===== GIVEN DATA

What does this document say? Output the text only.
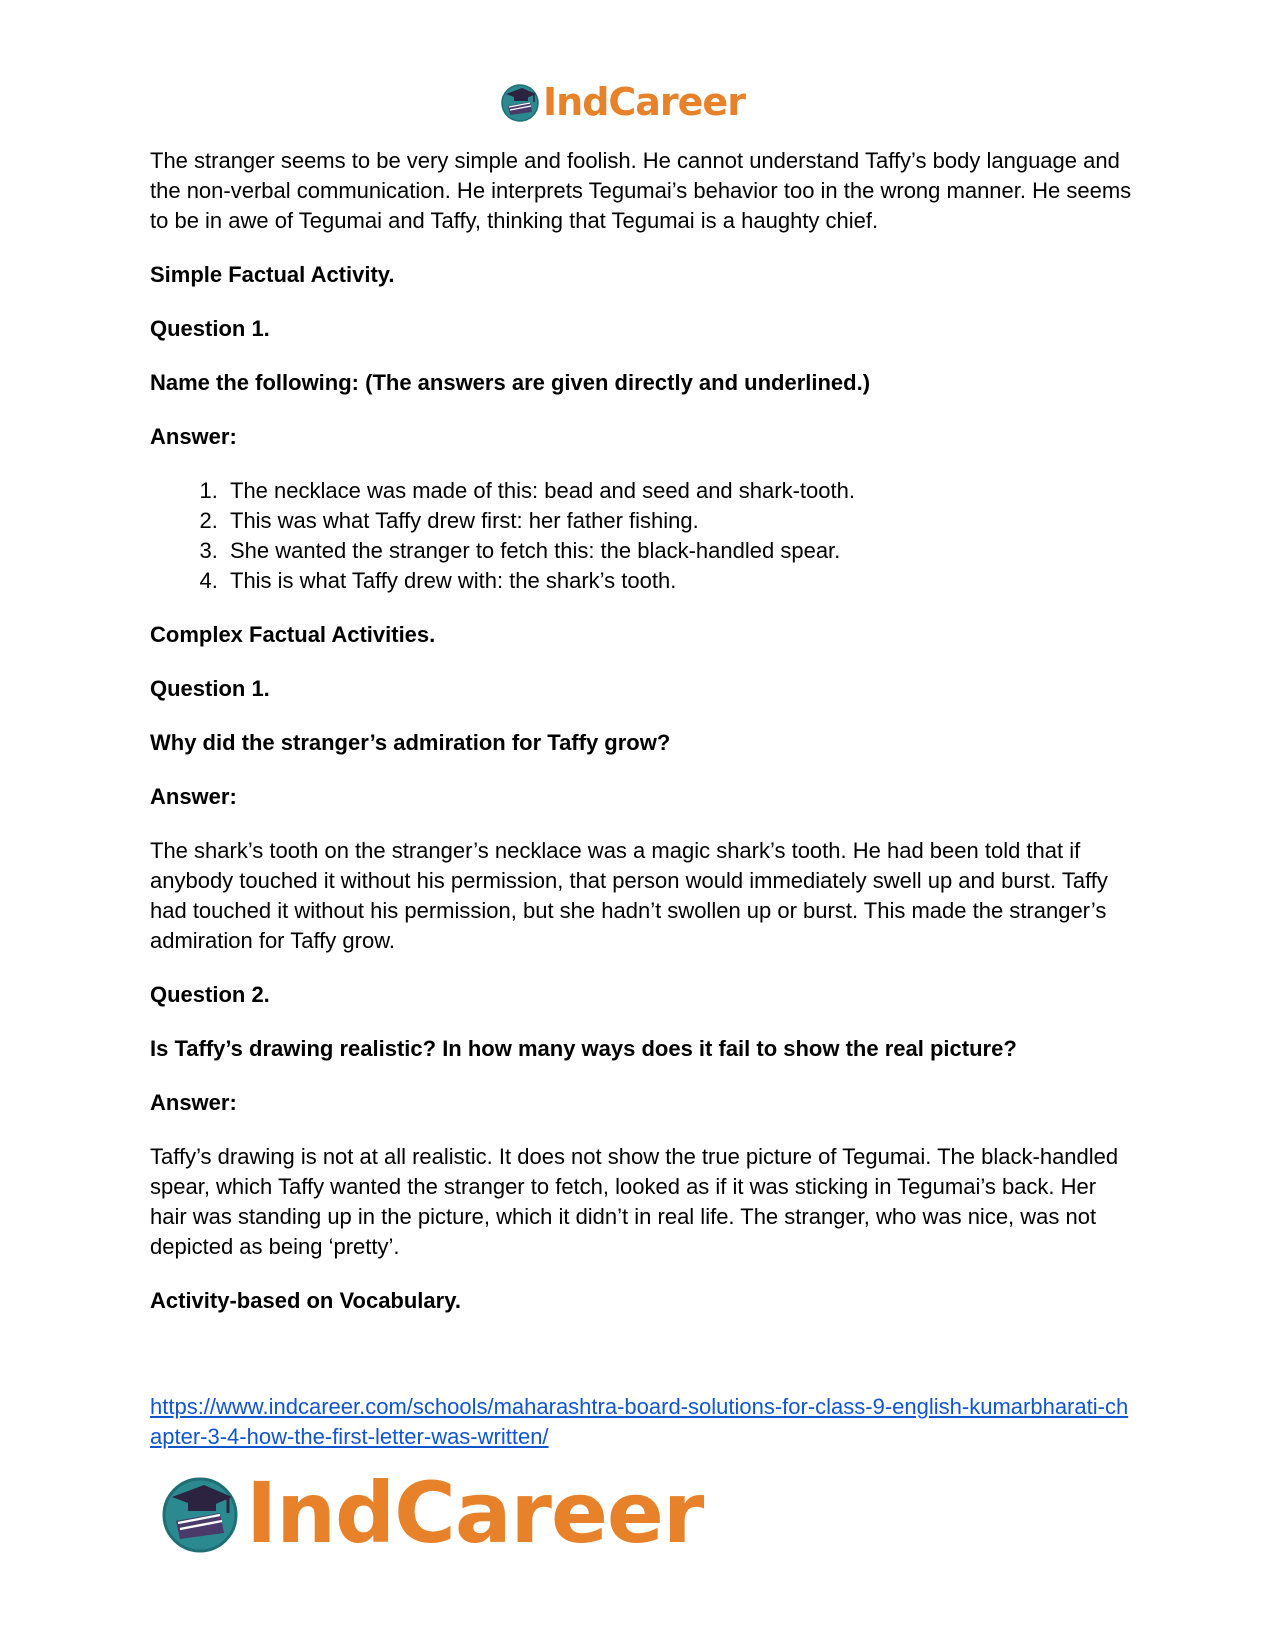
IndCareer

The stranger seems to be very simple and foolish. He cannot understand Taffy’s body language and the non-verbal communication. He interprets Tegumai’s behavior too in the wrong manner. He seems to be in awe of Tegumai and Taffy, thinking that Tegumai is a haughty chief.

Simple Factual Activity.

Question 1.

Name the following: (The answers are given directly and underlined.)

Answer:

1. The necklace was made of this: bead and seed and shark-tooth.
2. This was what Taffy drew first: her father fishing.
3. She wanted the stranger to fetch this: the black-handled spear.
4. This is what Taffy drew with: the shark’s tooth.

Complex Factual Activities.

Question 1.

Why did the stranger’s admiration for Taffy grow?

Answer:

The shark’s tooth on the stranger’s necklace was a magic shark’s tooth. He had been told that if anybody touched it without his permission, that person would immediately swell up and burst. Taffy had touched it without his permission, but she hadn’t swollen up or burst. This made the stranger’s admiration for Taffy grow.

Question 2.

Is Taffy’s drawing realistic? In how many ways does it fail to show the real picture?

Answer:

Taffy’s drawing is not at all realistic. It does not show the true picture of Tegumai. The black-handled spear, which Taffy wanted the stranger to fetch, looked as if it was sticking in Tegumai’s back. Her hair was standing up in the picture, which it didn’t in real life. The stranger, who was nice, was not depicted as being ‘pretty’.

Activity-based on Vocabulary.

https://www.indcareer.com/schools/maharashtra-board-solutions-for-class-9-english-kumarbharati-chapter-3-4-how-the-first-letter-was-written/
IndCareer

==========

TASK BRIEF: Output the records above exactly as they are, leaving out the pictures.

RESPONSE TO THIS EXERCISE:
What does this document say? Output the text only.
IndCareer

The stranger seems to be very simple and foolish. He cannot understand Taffy’s body language and the non-verbal communication. He interprets Tegumai’s behavior too in the wrong manner. He seems to be in awe of Tegumai and Taffy, thinking that Tegumai is a haughty chief.

Simple Factual Activity.

Question 1.

Name the following: (The answers are given directly and underlined.)

Answer:

1. The necklace was made of this: bead and seed and shark-tooth.
2. This was what Taffy drew first: her father fishing.
3. She wanted the stranger to fetch this: the black-handled spear.
4. This is what Taffy drew with: the shark’s tooth.

Complex Factual Activities.

Question 1.

Why did the stranger’s admiration for Taffy grow?

Answer:

The shark’s tooth on the stranger’s necklace was a magic shark’s tooth. He had been told that if anybody touched it without his permission, that person would immediately swell up and burst. Taffy had touched it without his permission, but she hadn’t swollen up or burst. This made the stranger’s admiration for Taffy grow.

Question 2.

Is Taffy’s drawing realistic? In how many ways does it fail to show the real picture?

Answer:

Taffy’s drawing is not at all realistic. It does not show the true picture of Tegumai. The black-handled spear, which Taffy wanted the stranger to fetch, looked as if it was sticking in Tegumai’s back. Her hair was standing up in the picture, which it didn’t in real life. The stranger, who was nice, was not depicted as being ‘pretty’.

Activity-based on Vocabulary.

https://www.indcareer.com/schools/maharashtra-board-solutions-for-class-9-english-kumarbharati-chapter-3-4-how-the-first-letter-was-written/
IndCareer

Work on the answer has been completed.